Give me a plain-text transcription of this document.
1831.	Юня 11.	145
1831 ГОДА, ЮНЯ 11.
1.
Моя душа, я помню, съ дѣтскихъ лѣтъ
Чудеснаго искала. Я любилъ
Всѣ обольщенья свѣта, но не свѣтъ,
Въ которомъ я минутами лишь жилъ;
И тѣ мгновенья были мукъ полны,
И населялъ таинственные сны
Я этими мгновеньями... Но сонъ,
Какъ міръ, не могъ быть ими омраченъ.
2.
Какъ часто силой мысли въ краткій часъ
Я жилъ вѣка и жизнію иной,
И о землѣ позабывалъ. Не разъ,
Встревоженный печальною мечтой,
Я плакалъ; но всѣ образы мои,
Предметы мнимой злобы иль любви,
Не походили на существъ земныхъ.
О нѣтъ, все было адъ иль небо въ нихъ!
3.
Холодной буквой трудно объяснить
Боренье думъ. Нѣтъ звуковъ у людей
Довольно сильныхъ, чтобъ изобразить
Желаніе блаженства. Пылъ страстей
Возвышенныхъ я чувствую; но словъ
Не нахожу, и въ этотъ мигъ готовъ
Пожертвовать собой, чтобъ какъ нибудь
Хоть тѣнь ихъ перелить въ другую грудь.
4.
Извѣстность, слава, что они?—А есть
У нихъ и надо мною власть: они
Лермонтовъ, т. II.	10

**AIM:**
Repeat every record, exactly as written.

**SOLVED PROBLEM:**
Give me a plain-text transcription of this document.
1831.	Юня 11.	145
1831 ГОДА, ЮНЯ 11.
1.
Моя душа, я помню, съ дѣтскихъ лѣтъ
Чудеснаго искала. Я любилъ
Всѣ обольщенья свѣта, но не свѣтъ,
Въ которомъ я минутами лишь жилъ;
И тѣ мгновенья были мукъ полны,
И населялъ таинственные сны
Я этими мгновеньями... Но сонъ,
Какъ міръ, не могъ быть ими омраченъ.
2.
Какъ часто силой мысли въ краткій часъ
Я жилъ вѣка и жизнію иной,
И о землѣ позабывалъ. Не разъ,
Встревоженный печальною мечтой,
Я плакалъ; но всѣ образы мои,
Предметы мнимой злобы иль любви,
Не походили на существъ земныхъ.
О нѣтъ, все было адъ иль небо въ нихъ!
3.
Холодной буквой трудно объяснить
Боренье думъ. Нѣтъ звуковъ у людей
Довольно сильныхъ, чтобъ изобразить
Желаніе блаженства. Пылъ страстей
Возвышенныхъ я чувствую; но словъ
Не нахожу, и въ этотъ мигъ готовъ
Пожертвовать собой, чтобъ какъ нибудь
Хоть тѣнь ихъ перелить въ другую грудь.
4.
Извѣстность, слава, что они?—А есть
У нихъ и надо мною власть: они
Лермонтовъ, т. II.	10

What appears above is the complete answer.